_Requirements:_
Sift the listing for lines that hold the string "Referral" and pull them out.

_Data supplied:_
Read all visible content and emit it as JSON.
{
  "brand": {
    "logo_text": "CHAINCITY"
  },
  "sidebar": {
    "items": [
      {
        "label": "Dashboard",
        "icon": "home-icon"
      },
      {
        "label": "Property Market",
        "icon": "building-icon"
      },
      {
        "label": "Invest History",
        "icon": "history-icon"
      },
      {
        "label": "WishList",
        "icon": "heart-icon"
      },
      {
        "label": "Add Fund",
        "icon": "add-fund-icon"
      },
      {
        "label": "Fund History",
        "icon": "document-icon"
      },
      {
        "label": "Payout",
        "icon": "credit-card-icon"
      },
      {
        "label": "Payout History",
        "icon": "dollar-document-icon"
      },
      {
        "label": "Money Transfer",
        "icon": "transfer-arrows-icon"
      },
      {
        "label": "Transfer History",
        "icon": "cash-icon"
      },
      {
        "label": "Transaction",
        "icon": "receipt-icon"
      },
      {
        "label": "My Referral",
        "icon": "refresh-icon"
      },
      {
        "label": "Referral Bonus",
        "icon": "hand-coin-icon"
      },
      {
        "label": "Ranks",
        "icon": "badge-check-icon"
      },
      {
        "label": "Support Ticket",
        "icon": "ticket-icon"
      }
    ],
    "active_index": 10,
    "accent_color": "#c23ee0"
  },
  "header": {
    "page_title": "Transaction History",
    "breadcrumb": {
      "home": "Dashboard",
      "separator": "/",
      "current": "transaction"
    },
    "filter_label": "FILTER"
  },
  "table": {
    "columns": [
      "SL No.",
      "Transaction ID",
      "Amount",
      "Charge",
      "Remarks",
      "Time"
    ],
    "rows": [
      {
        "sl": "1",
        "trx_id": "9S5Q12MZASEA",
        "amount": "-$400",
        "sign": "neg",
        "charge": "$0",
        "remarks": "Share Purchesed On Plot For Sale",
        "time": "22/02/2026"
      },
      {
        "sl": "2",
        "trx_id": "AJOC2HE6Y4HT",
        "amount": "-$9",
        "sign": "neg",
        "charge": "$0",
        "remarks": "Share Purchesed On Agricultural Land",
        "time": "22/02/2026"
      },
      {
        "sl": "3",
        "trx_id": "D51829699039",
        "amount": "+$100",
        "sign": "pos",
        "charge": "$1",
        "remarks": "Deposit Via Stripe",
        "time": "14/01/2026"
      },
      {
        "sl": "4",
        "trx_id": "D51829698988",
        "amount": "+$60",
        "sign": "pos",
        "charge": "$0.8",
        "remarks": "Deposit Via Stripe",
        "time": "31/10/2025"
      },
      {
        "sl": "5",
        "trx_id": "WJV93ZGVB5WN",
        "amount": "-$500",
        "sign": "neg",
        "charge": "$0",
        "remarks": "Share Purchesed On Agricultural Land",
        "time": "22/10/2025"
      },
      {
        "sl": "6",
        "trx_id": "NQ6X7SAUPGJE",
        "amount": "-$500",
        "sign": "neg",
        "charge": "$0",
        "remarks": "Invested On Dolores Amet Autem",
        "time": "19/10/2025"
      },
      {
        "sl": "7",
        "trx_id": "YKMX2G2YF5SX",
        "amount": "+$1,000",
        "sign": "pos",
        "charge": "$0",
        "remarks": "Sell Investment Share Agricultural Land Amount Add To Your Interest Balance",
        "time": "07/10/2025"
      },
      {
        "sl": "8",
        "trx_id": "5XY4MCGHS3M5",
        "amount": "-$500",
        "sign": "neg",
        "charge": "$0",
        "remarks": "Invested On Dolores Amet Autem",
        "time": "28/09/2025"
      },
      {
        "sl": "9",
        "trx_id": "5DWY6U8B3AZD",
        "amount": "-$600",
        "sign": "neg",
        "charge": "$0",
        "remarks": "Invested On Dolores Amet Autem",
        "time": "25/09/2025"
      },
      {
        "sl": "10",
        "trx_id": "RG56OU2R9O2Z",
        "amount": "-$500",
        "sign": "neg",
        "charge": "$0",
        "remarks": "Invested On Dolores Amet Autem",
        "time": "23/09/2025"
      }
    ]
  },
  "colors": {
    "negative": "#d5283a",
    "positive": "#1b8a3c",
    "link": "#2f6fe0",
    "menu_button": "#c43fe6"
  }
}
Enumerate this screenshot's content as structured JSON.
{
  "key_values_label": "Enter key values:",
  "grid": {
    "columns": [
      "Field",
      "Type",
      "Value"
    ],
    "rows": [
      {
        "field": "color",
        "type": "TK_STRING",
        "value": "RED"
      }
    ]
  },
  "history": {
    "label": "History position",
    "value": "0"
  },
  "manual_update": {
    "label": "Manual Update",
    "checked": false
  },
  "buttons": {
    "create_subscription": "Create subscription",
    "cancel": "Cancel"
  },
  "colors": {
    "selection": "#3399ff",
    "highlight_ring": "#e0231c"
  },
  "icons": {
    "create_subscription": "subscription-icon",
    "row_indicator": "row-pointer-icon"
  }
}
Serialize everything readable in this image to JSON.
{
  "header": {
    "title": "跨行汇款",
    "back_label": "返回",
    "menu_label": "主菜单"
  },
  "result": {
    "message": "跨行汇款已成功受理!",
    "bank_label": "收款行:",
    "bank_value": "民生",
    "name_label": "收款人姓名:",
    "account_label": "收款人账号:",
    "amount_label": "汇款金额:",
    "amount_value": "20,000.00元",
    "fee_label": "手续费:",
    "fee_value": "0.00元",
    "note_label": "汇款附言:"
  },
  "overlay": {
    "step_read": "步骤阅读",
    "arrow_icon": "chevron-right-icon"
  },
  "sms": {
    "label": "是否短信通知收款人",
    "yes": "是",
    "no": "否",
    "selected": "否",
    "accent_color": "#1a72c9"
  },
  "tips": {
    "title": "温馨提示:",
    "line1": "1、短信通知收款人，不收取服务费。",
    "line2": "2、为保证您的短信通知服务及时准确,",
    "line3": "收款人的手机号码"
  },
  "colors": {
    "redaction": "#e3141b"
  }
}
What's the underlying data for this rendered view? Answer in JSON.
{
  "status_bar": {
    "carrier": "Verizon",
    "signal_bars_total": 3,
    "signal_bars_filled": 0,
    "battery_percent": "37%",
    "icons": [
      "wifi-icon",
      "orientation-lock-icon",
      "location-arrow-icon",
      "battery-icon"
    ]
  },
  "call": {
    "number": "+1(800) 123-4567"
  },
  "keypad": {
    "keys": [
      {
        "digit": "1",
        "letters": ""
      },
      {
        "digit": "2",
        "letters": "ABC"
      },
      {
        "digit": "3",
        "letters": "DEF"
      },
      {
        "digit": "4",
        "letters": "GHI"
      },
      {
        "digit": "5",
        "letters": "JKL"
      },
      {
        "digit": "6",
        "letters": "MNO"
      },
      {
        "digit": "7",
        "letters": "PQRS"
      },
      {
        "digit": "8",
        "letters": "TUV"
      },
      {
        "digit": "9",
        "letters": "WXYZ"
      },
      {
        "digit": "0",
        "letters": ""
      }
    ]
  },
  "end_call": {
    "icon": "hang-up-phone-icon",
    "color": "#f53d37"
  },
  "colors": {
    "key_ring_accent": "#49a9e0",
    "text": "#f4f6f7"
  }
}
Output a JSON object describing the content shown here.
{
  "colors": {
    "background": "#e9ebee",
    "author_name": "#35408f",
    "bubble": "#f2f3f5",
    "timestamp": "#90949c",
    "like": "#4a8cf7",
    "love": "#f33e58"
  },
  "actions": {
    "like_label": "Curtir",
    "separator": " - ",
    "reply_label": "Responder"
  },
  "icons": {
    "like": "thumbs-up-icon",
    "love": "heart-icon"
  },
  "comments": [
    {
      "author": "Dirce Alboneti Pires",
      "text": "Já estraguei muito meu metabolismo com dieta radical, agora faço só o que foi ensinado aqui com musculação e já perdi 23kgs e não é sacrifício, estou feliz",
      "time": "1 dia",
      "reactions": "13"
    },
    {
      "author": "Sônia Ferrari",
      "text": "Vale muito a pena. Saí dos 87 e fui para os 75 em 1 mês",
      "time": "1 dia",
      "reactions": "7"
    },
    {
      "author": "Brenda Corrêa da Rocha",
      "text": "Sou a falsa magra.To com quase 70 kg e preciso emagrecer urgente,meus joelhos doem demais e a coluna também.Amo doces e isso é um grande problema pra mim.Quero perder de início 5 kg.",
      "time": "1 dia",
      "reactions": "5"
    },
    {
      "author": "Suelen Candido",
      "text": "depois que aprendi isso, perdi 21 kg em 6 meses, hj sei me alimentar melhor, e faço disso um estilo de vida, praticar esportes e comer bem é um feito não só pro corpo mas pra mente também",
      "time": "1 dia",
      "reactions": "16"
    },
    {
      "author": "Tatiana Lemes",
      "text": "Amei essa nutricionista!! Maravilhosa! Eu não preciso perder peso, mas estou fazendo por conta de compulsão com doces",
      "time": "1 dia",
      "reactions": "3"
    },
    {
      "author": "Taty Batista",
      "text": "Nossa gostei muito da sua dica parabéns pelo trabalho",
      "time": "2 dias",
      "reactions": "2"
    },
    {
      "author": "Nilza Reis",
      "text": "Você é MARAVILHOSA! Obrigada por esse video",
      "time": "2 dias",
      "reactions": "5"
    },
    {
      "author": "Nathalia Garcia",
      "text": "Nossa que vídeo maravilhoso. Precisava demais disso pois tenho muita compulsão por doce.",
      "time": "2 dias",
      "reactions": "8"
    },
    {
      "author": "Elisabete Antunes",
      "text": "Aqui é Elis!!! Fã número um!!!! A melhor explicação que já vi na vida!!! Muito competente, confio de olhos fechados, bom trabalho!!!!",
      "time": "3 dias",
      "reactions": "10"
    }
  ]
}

_Output of the task:_
        "label": "My Referral",
        "label": "Referral Bonus",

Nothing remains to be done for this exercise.